- _What the task asks_
Will you write out the data exactly, excluding every picture?

Stored entries:
= = =

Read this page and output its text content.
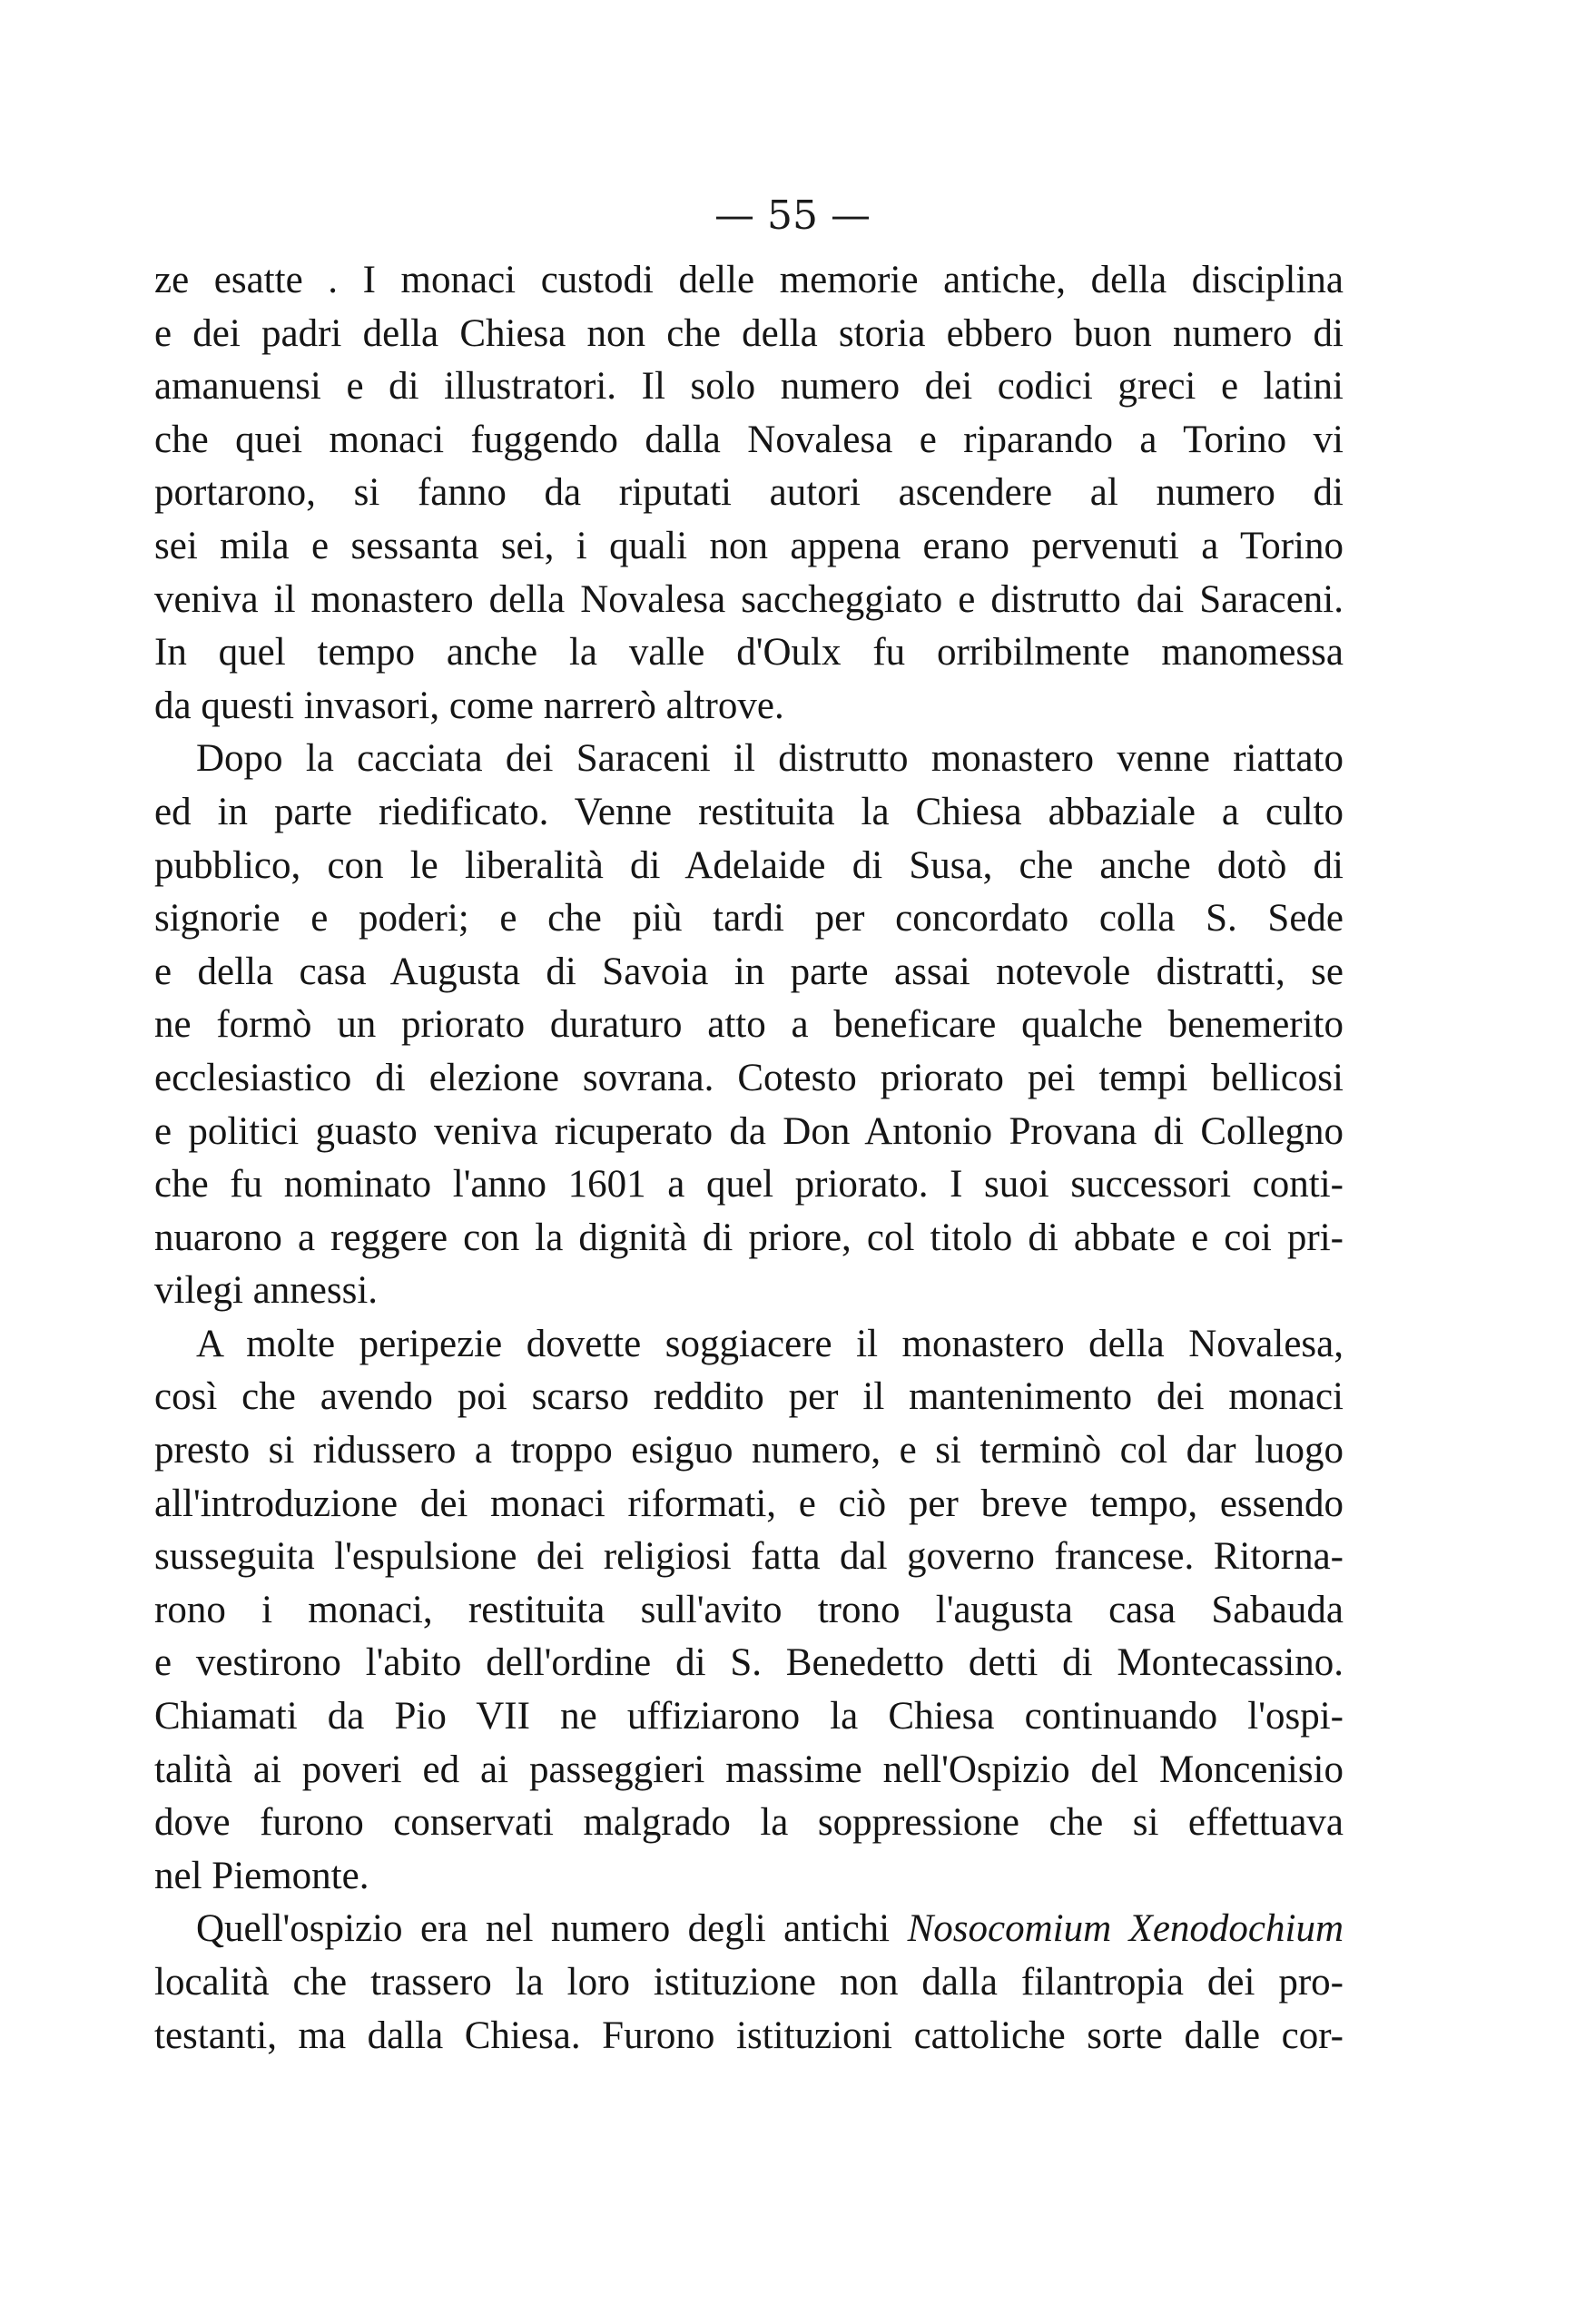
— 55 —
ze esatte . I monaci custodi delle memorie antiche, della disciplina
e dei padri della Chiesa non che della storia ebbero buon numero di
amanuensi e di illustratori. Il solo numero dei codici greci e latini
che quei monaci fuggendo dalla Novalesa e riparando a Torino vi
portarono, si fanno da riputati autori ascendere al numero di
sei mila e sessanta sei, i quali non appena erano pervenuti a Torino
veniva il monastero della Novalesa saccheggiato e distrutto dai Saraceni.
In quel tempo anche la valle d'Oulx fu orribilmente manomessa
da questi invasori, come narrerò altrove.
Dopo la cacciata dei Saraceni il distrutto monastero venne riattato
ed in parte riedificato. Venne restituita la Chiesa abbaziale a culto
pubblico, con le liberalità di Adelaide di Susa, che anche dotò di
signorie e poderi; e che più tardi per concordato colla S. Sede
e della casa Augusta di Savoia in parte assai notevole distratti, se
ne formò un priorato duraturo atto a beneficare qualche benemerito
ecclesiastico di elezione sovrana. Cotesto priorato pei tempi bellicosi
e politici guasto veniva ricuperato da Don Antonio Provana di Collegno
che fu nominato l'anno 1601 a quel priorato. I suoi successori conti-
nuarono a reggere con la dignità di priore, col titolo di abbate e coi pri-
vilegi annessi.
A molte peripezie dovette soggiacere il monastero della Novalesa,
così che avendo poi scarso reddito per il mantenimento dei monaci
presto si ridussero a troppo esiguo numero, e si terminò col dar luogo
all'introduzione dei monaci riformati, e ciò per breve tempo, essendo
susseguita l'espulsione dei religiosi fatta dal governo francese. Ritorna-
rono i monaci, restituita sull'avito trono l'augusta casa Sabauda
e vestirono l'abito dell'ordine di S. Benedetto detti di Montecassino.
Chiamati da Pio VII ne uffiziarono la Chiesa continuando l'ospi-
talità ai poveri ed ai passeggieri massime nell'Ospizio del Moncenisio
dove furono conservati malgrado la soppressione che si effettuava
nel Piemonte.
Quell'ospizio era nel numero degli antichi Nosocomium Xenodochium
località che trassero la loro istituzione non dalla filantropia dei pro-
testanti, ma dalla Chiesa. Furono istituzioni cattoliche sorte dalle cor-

= = =

- _Full output_
Read this page and output its text content.
— 55 —
ze esatte . I monaci custodi delle memorie antiche, della disciplina
e dei padri della Chiesa non che della storia ebbero buon numero di
amanuensi e di illustratori. Il solo numero dei codici greci e latini
che quei monaci fuggendo dalla Novalesa e riparando a Torino vi
portarono, si fanno da riputati autori ascendere al numero di
sei mila e sessanta sei, i quali non appena erano pervenuti a Torino
veniva il monastero della Novalesa saccheggiato e distrutto dai Saraceni.
In quel tempo anche la valle d'Oulx fu orribilmente manomessa
da questi invasori, come narrerò altrove.
Dopo la cacciata dei Saraceni il distrutto monastero venne riattato
ed in parte riedificato. Venne restituita la Chiesa abbaziale a culto
pubblico, con le liberalità di Adelaide di Susa, che anche dotò di
signorie e poderi; e che più tardi per concordato colla S. Sede
e della casa Augusta di Savoia in parte assai notevole distratti, se
ne formò un priorato duraturo atto a beneficare qualche benemerito
ecclesiastico di elezione sovrana. Cotesto priorato pei tempi bellicosi
e politici guasto veniva ricuperato da Don Antonio Provana di Collegno
che fu nominato l'anno 1601 a quel priorato. I suoi successori conti-
nuarono a reggere con la dignità di priore, col titolo di abbate e coi pri-
vilegi annessi.
A molte peripezie dovette soggiacere il monastero della Novalesa,
così che avendo poi scarso reddito per il mantenimento dei monaci
presto si ridussero a troppo esiguo numero, e si terminò col dar luogo
all'introduzione dei monaci riformati, e ciò per breve tempo, essendo
susseguita l'espulsione dei religiosi fatta dal governo francese. Ritorna-
rono i monaci, restituita sull'avito trono l'augusta casa Sabauda
e vestirono l'abito dell'ordine di S. Benedetto detti di Montecassino.
Chiamati da Pio VII ne uffiziarono la Chiesa continuando l'ospi-
talità ai poveri ed ai passeggieri massime nell'Ospizio del Moncenisio
dove furono conservati malgrado la soppressione che si effettuava
nel Piemonte.
Quell'ospizio era nel numero degli antichi Nosocomium Xenodochium
località che trassero la loro istituzione non dalla filantropia dei pro-
testanti, ma dalla Chiesa. Furono istituzioni cattoliche sorte dalle cor-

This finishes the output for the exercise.